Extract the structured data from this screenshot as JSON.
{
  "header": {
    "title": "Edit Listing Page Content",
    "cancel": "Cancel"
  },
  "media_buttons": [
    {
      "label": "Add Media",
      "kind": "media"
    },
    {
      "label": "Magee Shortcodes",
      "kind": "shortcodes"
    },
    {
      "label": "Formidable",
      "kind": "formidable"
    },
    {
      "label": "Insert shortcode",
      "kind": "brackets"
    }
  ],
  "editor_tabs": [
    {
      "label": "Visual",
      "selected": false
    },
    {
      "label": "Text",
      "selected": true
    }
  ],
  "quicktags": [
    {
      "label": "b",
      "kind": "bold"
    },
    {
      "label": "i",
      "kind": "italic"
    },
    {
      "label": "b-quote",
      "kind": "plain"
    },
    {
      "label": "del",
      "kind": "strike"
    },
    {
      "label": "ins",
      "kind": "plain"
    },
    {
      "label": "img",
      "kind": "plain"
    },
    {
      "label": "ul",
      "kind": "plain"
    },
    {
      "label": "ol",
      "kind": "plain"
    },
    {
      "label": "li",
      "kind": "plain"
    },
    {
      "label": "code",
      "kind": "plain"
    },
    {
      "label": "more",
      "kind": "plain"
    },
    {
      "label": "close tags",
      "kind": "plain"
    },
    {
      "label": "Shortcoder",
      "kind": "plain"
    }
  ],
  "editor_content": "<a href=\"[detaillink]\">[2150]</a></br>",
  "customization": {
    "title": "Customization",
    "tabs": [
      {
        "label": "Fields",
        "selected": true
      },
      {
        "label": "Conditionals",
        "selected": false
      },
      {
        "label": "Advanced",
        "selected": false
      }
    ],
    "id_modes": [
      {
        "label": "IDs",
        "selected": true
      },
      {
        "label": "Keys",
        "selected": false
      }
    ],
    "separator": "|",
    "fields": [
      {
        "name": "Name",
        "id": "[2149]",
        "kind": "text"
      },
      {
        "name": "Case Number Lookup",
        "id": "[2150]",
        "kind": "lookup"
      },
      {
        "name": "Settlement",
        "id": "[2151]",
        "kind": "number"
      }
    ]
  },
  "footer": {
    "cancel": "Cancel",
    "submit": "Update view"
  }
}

WHAT YOU ARE ASKED TO DO:
From the records above, pull out each line that has "name".

WRITTEN SOLUTION:
        "name": "Name",
        "name": "Case Number Lookup",
        "name": "Settlement",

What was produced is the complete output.